### Written instruction
Images are excluded; otherwise, output every record exactly.

## Start Input data

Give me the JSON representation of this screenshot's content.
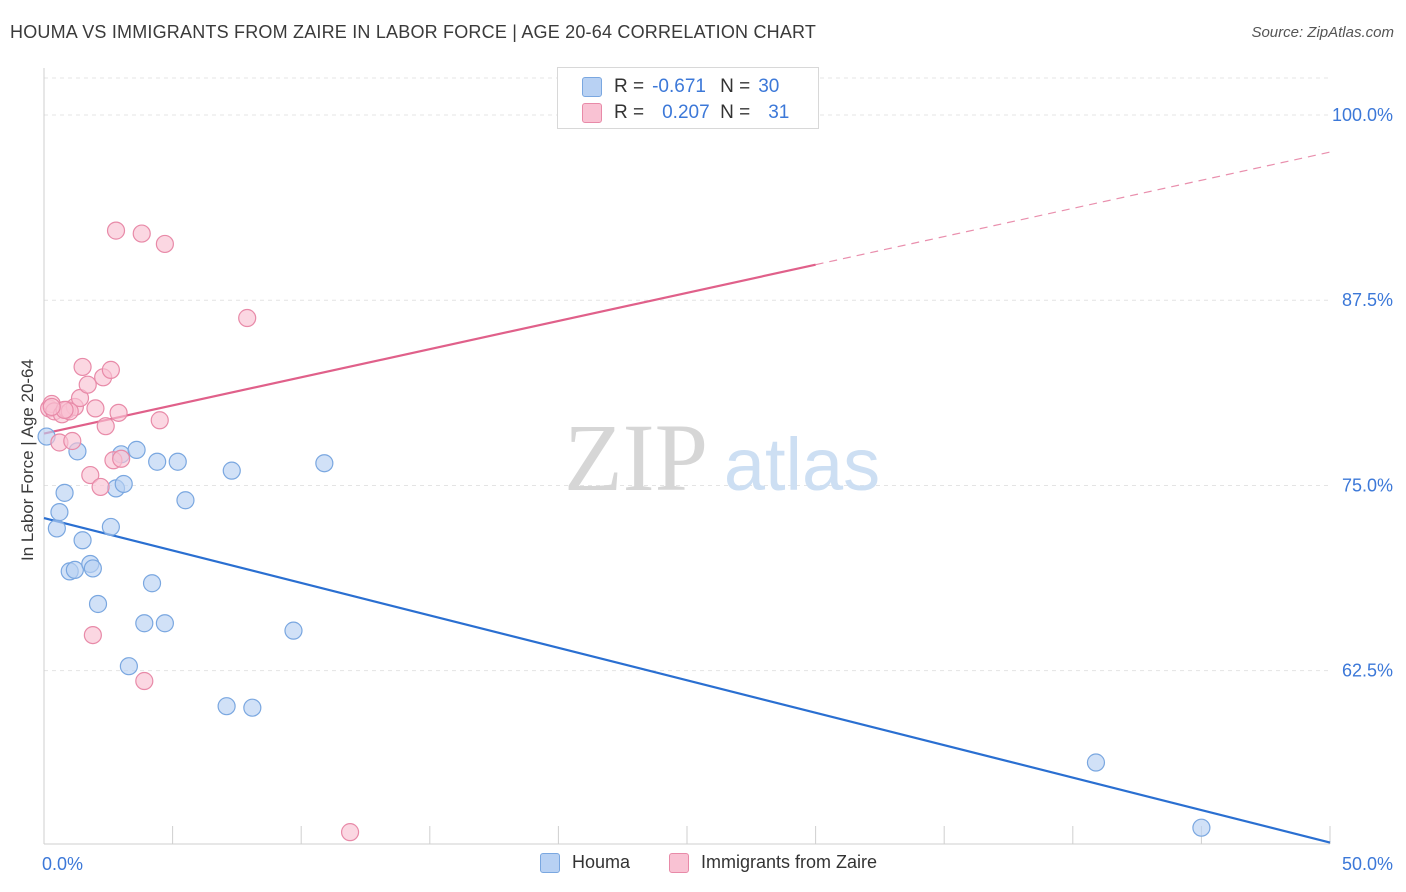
{
  "title": "HOUMA VS IMMIGRANTS FROM ZAIRE IN LABOR FORCE | AGE 20-64 CORRELATION CHART",
  "source": "Source: ZipAtlas.com",
  "watermark": {
    "zip": "ZIP",
    "atlas": "atlas"
  },
  "legend_top": [
    {
      "r_label": "R = ",
      "r_value": "-0.671",
      "n_label": "N = ",
      "n_value": "30"
    },
    {
      "r_label": "R = ",
      "r_value": "0.207",
      "n_label": "N = ",
      "n_value": "31"
    }
  ],
  "colors": {
    "houma_fill": "#b8d1f3",
    "houma_stroke": "#7aa7e0",
    "houma_line": "#2a6fd1",
    "zaire_fill": "#f9c2d3",
    "zaire_stroke": "#e88aa8",
    "zaire_line": "#e0608a",
    "tick_label": "#3c78d8",
    "grid": "#e4e4e4"
  },
  "chart_data": {
    "type": "scatter",
    "title": "HOUMA VS IMMIGRANTS FROM ZAIRE IN LABOR FORCE | AGE 20-64 CORRELATION CHART",
    "xlabel": "",
    "ylabel": "In Labor Force | Age 20-64",
    "xlim": [
      0,
      50
    ],
    "ylim": [
      50.8,
      102.5
    ],
    "x_tick_labels": [
      "0.0%",
      "50.0%"
    ],
    "y_ticks": [
      62.5,
      75.0,
      87.5,
      100.0
    ],
    "y_tick_labels": [
      "62.5%",
      "75.0%",
      "87.5%",
      "100.0%"
    ],
    "grid": true,
    "legend_position": "top-center",
    "series": [
      {
        "name": "Houma",
        "r": -0.671,
        "n": 30,
        "trend": {
          "x0": 0,
          "y0": 72.8,
          "x1": 50,
          "y1": 50.9,
          "dashed_from": null
        },
        "points": [
          [
            0.1,
            78.3
          ],
          [
            0.5,
            72.1
          ],
          [
            0.6,
            73.2
          ],
          [
            0.8,
            74.5
          ],
          [
            1.0,
            69.2
          ],
          [
            1.2,
            69.3
          ],
          [
            1.3,
            77.3
          ],
          [
            1.5,
            71.3
          ],
          [
            1.8,
            69.7
          ],
          [
            1.9,
            69.4
          ],
          [
            2.1,
            67.0
          ],
          [
            2.6,
            72.2
          ],
          [
            2.8,
            74.8
          ],
          [
            3.0,
            77.1
          ],
          [
            3.1,
            75.1
          ],
          [
            3.3,
            62.8
          ],
          [
            3.6,
            77.4
          ],
          [
            3.9,
            65.7
          ],
          [
            4.2,
            68.4
          ],
          [
            4.4,
            76.6
          ],
          [
            4.7,
            65.7
          ],
          [
            5.2,
            76.6
          ],
          [
            5.5,
            74.0
          ],
          [
            7.1,
            60.1
          ],
          [
            7.3,
            76.0
          ],
          [
            8.1,
            60.0
          ],
          [
            9.7,
            65.2
          ],
          [
            10.9,
            76.5
          ],
          [
            40.9,
            56.3
          ],
          [
            45.0,
            51.9
          ]
        ]
      },
      {
        "name": "Immigrants from Zaire",
        "r": 0.207,
        "n": 31,
        "trend": {
          "x0": 0,
          "y0": 78.5,
          "x1": 50,
          "y1": 97.5,
          "dashed_from": 30
        },
        "points": [
          [
            0.2,
            80.2
          ],
          [
            0.3,
            80.5
          ],
          [
            0.4,
            80.0
          ],
          [
            0.6,
            77.9
          ],
          [
            0.7,
            79.8
          ],
          [
            0.9,
            80.1
          ],
          [
            1.1,
            78.0
          ],
          [
            1.2,
            80.3
          ],
          [
            1.4,
            80.9
          ],
          [
            1.5,
            83.0
          ],
          [
            1.7,
            81.8
          ],
          [
            1.8,
            75.7
          ],
          [
            1.9,
            64.9
          ],
          [
            2.0,
            80.2
          ],
          [
            2.2,
            74.9
          ],
          [
            2.3,
            82.3
          ],
          [
            2.4,
            79.0
          ],
          [
            2.6,
            82.8
          ],
          [
            2.7,
            76.7
          ],
          [
            2.8,
            92.2
          ],
          [
            2.9,
            79.9
          ],
          [
            3.0,
            76.8
          ],
          [
            3.8,
            92.0
          ],
          [
            3.9,
            61.8
          ],
          [
            4.5,
            79.4
          ],
          [
            4.7,
            91.3
          ],
          [
            7.9,
            86.3
          ],
          [
            11.9,
            51.6
          ],
          [
            1.0,
            80.0
          ],
          [
            0.8,
            80.1
          ],
          [
            0.3,
            80.3
          ]
        ]
      }
    ]
  },
  "legend_bottom": [
    {
      "name": "Houma"
    },
    {
      "name": "Immigrants from Zaire"
    }
  ]
}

## End Input data

### Solution for this exercise
Give me the JSON representation of this screenshot's content.
{
  "title": "HOUMA VS IMMIGRANTS FROM ZAIRE IN LABOR FORCE | AGE 20-64 CORRELATION CHART",
  "source": "Source: ZipAtlas.com",
  "watermark": {
    "zip": "ZIP",
    "atlas": "atlas"
  },
  "legend_top": [
    {
      "r_label": "R = ",
      "r_value": "-0.671",
      "n_label": "N = ",
      "n_value": "30"
    },
    {
      "r_label": "R = ",
      "r_value": "0.207",
      "n_label": "N = ",
      "n_value": "31"
    }
  ],
  "colors": {
    "houma_fill": "#b8d1f3",
    "houma_stroke": "#7aa7e0",
    "houma_line": "#2a6fd1",
    "zaire_fill": "#f9c2d3",
    "zaire_stroke": "#e88aa8",
    "zaire_line": "#e0608a",
    "tick_label": "#3c78d8",
    "grid": "#e4e4e4"
  },
  "chart_data": {
    "type": "scatter",
    "title": "HOUMA VS IMMIGRANTS FROM ZAIRE IN LABOR FORCE | AGE 20-64 CORRELATION CHART",
    "xlabel": "",
    "ylabel": "In Labor Force | Age 20-64",
    "xlim": [
      0,
      50
    ],
    "ylim": [
      50.8,
      102.5
    ],
    "x_tick_labels": [
      "0.0%",
      "50.0%"
    ],
    "y_ticks": [
      62.5,
      75.0,
      87.5,
      100.0
    ],
    "y_tick_labels": [
      "62.5%",
      "75.0%",
      "87.5%",
      "100.0%"
    ],
    "grid": true,
    "legend_position": "top-center",
    "series": [
      {
        "name": "Houma",
        "r": -0.671,
        "n": 30,
        "trend": {
          "x0": 0,
          "y0": 72.8,
          "x1": 50,
          "y1": 50.9,
          "dashed_from": null
        },
        "points": [
          [
            0.1,
            78.3
          ],
          [
            0.5,
            72.1
          ],
          [
            0.6,
            73.2
          ],
          [
            0.8,
            74.5
          ],
          [
            1.0,
            69.2
          ],
          [
            1.2,
            69.3
          ],
          [
            1.3,
            77.3
          ],
          [
            1.5,
            71.3
          ],
          [
            1.8,
            69.7
          ],
          [
            1.9,
            69.4
          ],
          [
            2.1,
            67.0
          ],
          [
            2.6,
            72.2
          ],
          [
            2.8,
            74.8
          ],
          [
            3.0,
            77.1
          ],
          [
            3.1,
            75.1
          ],
          [
            3.3,
            62.8
          ],
          [
            3.6,
            77.4
          ],
          [
            3.9,
            65.7
          ],
          [
            4.2,
            68.4
          ],
          [
            4.4,
            76.6
          ],
          [
            4.7,
            65.7
          ],
          [
            5.2,
            76.6
          ],
          [
            5.5,
            74.0
          ],
          [
            7.1,
            60.1
          ],
          [
            7.3,
            76.0
          ],
          [
            8.1,
            60.0
          ],
          [
            9.7,
            65.2
          ],
          [
            10.9,
            76.5
          ],
          [
            40.9,
            56.3
          ],
          [
            45.0,
            51.9
          ]
        ]
      },
      {
        "name": "Immigrants from Zaire",
        "r": 0.207,
        "n": 31,
        "trend": {
          "x0": 0,
          "y0": 78.5,
          "x1": 50,
          "y1": 97.5,
          "dashed_from": 30
        },
        "points": [
          [
            0.2,
            80.2
          ],
          [
            0.3,
            80.5
          ],
          [
            0.4,
            80.0
          ],
          [
            0.6,
            77.9
          ],
          [
            0.7,
            79.8
          ],
          [
            0.9,
            80.1
          ],
          [
            1.1,
            78.0
          ],
          [
            1.2,
            80.3
          ],
          [
            1.4,
            80.9
          ],
          [
            1.5,
            83.0
          ],
          [
            1.7,
            81.8
          ],
          [
            1.8,
            75.7
          ],
          [
            1.9,
            64.9
          ],
          [
            2.0,
            80.2
          ],
          [
            2.2,
            74.9
          ],
          [
            2.3,
            82.3
          ],
          [
            2.4,
            79.0
          ],
          [
            2.6,
            82.8
          ],
          [
            2.7,
            76.7
          ],
          [
            2.8,
            92.2
          ],
          [
            2.9,
            79.9
          ],
          [
            3.0,
            76.8
          ],
          [
            3.8,
            92.0
          ],
          [
            3.9,
            61.8
          ],
          [
            4.5,
            79.4
          ],
          [
            4.7,
            91.3
          ],
          [
            7.9,
            86.3
          ],
          [
            11.9,
            51.6
          ],
          [
            1.0,
            80.0
          ],
          [
            0.8,
            80.1
          ],
          [
            0.3,
            80.3
          ]
        ]
      }
    ]
  },
  "legend_bottom": [
    {
      "name": "Houma"
    },
    {
      "name": "Immigrants from Zaire"
    }
  ]
}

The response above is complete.